Start of The records
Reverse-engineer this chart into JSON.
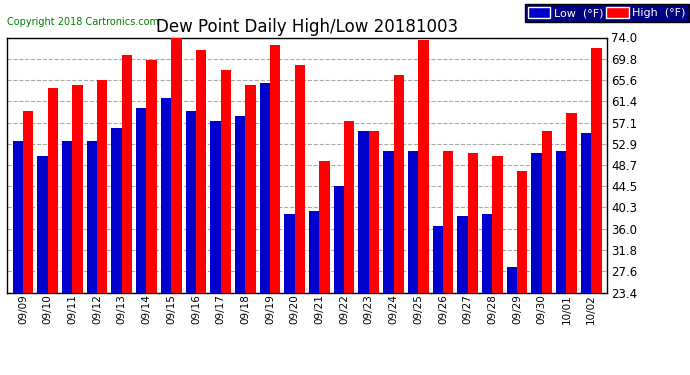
{
  "title": "Dew Point Daily High/Low 20181003",
  "copyright": "Copyright 2018 Cartronics.com",
  "dates": [
    "09/09",
    "09/10",
    "09/11",
    "09/12",
    "09/13",
    "09/14",
    "09/15",
    "09/16",
    "09/17",
    "09/18",
    "09/19",
    "09/20",
    "09/21",
    "09/22",
    "09/23",
    "09/24",
    "09/25",
    "09/26",
    "09/27",
    "09/28",
    "09/29",
    "09/30",
    "10/01",
    "10/02"
  ],
  "highs": [
    59.5,
    64.0,
    64.5,
    65.5,
    70.5,
    69.5,
    75.0,
    71.5,
    67.5,
    64.5,
    72.5,
    68.5,
    49.5,
    57.5,
    55.5,
    66.5,
    73.5,
    51.5,
    51.0,
    50.5,
    47.5,
    55.5,
    59.0,
    72.0
  ],
  "lows": [
    53.5,
    50.5,
    53.5,
    53.5,
    56.0,
    60.0,
    62.0,
    59.5,
    57.5,
    58.5,
    65.0,
    39.0,
    39.5,
    44.5,
    55.5,
    51.5,
    51.5,
    36.5,
    38.5,
    39.0,
    28.5,
    51.0,
    51.5,
    55.0
  ],
  "high_color": "#ff0000",
  "low_color": "#0000cc",
  "bg_color": "#ffffff",
  "grid_color": "#aaaaaa",
  "ylim_min": 23.4,
  "ylim_max": 74.0,
  "yticks": [
    23.4,
    27.6,
    31.8,
    36.0,
    40.3,
    44.5,
    48.7,
    52.9,
    57.1,
    61.4,
    65.6,
    69.8,
    74.0
  ],
  "legend_low_label": "Low  (°F)",
  "legend_high_label": "High  (°F)"
}
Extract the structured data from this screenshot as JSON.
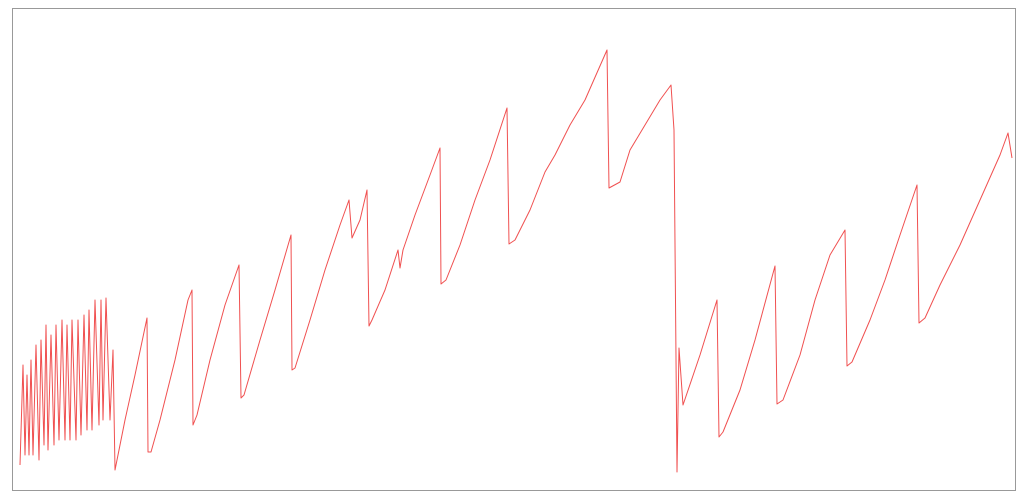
End of The records
→ **Problem to work on**: Set down the lines of the records above exactly, apart from the pictures.

→ **Solved problem**:
Reverse-engineer this chart into JSON.
{
  "title": "Dew Point Daily High/Low 20181003",
  "copyright": "Copyright 2018 Cartronics.com",
  "dates": [
    "09/09",
    "09/10",
    "09/11",
    "09/12",
    "09/13",
    "09/14",
    "09/15",
    "09/16",
    "09/17",
    "09/18",
    "09/19",
    "09/20",
    "09/21",
    "09/22",
    "09/23",
    "09/24",
    "09/25",
    "09/26",
    "09/27",
    "09/28",
    "09/29",
    "09/30",
    "10/01",
    "10/02"
  ],
  "highs": [
    59.5,
    64.0,
    64.5,
    65.5,
    70.5,
    69.5,
    75.0,
    71.5,
    67.5,
    64.5,
    72.5,
    68.5,
    49.5,
    57.5,
    55.5,
    66.5,
    73.5,
    51.5,
    51.0,
    50.5,
    47.5,
    55.5,
    59.0,
    72.0
  ],
  "lows": [
    53.5,
    50.5,
    53.5,
    53.5,
    56.0,
    60.0,
    62.0,
    59.5,
    57.5,
    58.5,
    65.0,
    39.0,
    39.5,
    44.5,
    55.5,
    51.5,
    51.5,
    36.5,
    38.5,
    39.0,
    28.5,
    51.0,
    51.5,
    55.0
  ],
  "high_color": "#ff0000",
  "low_color": "#0000cc",
  "bg_color": "#ffffff",
  "grid_color": "#aaaaaa",
  "ylim_min": 23.4,
  "ylim_max": 74.0,
  "yticks": [
    23.4,
    27.6,
    31.8,
    36.0,
    40.3,
    44.5,
    48.7,
    52.9,
    57.1,
    61.4,
    65.6,
    69.8,
    74.0
  ],
  "legend_low_label": "Low  (°F)",
  "legend_high_label": "High  (°F)"
}
Extract the structured data from this screenshot as JSON.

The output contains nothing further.